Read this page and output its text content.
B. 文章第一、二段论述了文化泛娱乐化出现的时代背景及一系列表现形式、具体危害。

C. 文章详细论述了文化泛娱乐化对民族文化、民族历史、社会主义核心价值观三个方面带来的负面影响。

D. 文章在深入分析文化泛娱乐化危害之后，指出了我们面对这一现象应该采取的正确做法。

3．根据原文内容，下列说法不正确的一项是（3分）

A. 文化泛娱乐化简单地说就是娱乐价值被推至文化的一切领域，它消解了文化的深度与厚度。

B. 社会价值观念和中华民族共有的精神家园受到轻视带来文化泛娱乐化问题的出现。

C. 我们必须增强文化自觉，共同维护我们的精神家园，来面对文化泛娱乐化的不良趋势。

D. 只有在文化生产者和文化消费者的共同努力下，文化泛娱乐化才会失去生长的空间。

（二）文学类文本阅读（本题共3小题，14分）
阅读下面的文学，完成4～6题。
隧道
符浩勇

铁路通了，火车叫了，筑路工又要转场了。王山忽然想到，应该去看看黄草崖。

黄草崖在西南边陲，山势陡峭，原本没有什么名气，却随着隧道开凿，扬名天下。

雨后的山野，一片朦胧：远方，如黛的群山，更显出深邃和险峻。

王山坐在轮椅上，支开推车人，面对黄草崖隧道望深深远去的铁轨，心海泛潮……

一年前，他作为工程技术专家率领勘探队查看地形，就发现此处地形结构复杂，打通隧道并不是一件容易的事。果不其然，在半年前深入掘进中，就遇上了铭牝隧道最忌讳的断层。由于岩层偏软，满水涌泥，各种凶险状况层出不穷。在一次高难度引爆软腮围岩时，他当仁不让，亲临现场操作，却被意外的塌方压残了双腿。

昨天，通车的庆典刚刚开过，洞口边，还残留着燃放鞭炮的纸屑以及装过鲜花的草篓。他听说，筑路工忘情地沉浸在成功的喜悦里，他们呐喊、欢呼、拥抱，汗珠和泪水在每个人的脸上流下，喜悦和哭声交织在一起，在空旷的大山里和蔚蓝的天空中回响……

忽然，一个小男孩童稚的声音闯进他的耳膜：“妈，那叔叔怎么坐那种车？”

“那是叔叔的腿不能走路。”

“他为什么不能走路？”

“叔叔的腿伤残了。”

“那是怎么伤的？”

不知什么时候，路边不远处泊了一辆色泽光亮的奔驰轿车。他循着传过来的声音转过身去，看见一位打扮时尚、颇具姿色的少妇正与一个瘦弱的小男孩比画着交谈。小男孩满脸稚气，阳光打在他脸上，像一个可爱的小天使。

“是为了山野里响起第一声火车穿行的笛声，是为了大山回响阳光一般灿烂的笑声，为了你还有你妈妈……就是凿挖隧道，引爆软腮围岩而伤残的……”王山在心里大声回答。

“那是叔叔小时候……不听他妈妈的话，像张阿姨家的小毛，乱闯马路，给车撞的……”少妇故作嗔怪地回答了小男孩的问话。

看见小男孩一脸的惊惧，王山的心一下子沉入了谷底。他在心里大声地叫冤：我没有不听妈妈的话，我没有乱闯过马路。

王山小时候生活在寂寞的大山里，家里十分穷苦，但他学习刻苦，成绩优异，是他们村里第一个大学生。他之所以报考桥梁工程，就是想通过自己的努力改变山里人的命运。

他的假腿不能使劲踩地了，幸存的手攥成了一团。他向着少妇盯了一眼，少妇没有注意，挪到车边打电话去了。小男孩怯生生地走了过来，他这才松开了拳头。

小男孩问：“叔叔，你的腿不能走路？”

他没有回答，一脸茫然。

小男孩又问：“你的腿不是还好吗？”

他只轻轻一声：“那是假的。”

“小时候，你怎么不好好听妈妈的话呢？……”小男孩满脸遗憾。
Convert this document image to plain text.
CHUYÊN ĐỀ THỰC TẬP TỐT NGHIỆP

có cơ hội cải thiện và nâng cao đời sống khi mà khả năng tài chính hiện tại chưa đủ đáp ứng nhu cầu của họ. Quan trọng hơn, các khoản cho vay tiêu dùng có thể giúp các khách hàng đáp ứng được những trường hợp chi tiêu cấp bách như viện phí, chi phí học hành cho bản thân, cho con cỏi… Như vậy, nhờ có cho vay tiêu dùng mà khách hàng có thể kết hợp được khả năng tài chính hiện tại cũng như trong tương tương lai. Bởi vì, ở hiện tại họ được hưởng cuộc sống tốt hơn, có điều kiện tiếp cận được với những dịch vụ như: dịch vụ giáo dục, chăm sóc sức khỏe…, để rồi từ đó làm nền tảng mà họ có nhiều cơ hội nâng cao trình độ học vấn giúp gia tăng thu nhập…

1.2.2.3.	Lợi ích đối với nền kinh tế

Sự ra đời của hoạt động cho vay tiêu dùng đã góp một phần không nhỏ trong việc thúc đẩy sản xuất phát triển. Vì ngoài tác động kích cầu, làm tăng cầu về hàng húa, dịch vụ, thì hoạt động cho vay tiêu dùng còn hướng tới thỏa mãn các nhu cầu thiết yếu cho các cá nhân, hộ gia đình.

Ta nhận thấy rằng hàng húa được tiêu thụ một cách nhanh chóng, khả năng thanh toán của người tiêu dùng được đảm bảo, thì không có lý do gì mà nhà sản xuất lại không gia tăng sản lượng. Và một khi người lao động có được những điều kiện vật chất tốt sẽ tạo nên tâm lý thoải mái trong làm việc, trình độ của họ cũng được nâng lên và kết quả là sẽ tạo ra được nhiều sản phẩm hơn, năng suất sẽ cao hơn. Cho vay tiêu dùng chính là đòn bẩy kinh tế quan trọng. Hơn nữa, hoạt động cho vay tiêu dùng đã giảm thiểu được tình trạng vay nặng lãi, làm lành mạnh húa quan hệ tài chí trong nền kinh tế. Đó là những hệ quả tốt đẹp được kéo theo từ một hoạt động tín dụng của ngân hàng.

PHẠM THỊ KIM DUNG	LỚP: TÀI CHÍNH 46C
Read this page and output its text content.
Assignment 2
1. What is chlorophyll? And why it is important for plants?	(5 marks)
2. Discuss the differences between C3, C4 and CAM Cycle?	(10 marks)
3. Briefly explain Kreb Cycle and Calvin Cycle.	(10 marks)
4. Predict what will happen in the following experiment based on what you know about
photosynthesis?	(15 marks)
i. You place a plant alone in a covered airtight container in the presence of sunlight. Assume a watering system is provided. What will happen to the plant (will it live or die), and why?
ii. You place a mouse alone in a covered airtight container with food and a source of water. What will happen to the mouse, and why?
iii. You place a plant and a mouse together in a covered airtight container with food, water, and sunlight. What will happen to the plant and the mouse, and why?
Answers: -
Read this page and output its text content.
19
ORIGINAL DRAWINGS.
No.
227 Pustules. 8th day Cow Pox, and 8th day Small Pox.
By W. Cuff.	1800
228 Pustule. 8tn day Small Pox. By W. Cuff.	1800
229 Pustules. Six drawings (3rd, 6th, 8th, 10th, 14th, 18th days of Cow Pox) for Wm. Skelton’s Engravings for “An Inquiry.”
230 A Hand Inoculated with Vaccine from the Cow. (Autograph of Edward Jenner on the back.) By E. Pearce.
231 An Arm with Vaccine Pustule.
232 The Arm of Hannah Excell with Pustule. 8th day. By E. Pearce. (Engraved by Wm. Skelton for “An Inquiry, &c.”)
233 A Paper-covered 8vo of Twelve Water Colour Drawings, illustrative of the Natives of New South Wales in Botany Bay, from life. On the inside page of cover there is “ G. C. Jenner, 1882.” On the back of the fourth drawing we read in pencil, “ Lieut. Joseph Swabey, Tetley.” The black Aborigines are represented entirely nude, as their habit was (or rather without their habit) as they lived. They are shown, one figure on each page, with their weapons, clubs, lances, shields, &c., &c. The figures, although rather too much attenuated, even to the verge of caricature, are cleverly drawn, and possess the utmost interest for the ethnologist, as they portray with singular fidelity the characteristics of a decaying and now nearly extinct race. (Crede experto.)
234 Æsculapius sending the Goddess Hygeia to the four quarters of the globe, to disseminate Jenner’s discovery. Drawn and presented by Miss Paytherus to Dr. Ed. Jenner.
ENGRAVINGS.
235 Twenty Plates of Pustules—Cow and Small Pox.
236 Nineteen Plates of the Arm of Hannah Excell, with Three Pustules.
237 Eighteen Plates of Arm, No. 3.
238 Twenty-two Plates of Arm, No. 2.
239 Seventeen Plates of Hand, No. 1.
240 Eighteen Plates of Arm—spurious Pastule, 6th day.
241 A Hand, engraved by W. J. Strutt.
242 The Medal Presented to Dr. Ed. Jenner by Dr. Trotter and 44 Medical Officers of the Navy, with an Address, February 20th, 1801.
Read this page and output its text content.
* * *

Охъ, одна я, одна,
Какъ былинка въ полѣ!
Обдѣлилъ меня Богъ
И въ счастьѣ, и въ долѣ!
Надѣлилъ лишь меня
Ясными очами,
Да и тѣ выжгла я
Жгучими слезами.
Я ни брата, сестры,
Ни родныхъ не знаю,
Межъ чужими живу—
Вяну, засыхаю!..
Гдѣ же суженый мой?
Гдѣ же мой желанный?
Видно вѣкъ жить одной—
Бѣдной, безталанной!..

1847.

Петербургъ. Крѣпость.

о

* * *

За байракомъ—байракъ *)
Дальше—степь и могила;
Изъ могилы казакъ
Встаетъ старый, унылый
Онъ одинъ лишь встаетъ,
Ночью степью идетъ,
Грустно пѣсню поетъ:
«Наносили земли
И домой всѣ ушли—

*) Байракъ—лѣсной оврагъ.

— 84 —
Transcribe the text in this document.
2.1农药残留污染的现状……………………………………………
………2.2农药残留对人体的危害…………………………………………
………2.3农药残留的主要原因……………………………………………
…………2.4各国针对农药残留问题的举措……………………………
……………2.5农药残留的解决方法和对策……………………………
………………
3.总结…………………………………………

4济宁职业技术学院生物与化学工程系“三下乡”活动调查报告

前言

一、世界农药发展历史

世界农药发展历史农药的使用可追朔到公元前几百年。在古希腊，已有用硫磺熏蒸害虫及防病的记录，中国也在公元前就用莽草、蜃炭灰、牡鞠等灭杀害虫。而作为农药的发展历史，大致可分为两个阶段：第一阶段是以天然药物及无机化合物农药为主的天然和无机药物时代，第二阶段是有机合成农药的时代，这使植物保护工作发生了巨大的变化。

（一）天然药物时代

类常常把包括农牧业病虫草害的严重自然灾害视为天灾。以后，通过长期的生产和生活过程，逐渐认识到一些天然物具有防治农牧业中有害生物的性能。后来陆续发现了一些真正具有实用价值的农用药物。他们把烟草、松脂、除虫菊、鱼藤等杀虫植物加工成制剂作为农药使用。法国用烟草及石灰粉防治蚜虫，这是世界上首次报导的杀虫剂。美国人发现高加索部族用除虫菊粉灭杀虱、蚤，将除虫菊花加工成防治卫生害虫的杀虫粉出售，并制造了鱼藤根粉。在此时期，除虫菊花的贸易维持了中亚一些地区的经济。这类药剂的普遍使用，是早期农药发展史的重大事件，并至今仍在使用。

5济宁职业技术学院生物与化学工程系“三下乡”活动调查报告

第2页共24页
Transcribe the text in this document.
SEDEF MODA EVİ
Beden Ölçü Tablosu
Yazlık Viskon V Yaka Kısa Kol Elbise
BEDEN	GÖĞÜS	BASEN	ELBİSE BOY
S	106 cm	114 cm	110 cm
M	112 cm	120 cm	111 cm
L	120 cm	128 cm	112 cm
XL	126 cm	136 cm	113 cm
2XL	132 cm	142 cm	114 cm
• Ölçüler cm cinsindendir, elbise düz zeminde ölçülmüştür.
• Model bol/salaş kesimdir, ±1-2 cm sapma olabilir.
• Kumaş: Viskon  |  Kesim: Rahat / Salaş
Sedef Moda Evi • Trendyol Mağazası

##############################

_DIRECTION_:
In the entries above, find each line with the word "container" and copy it.

_WRITTEN SOLUTION_:
i. You place a plant alone in a covered airtight container in the presence of sunlight. Assume a watering system is provided. What will happen to the plant (will it live or die), and why?
ii. You place a mouse alone in a covered airtight container with food and a source of water. What will happen to the mouse, and why?
iii. You place a plant and a mouse together in a covered airtight container with food, water, and sunlight. What will happen to the plant and the mouse, and why?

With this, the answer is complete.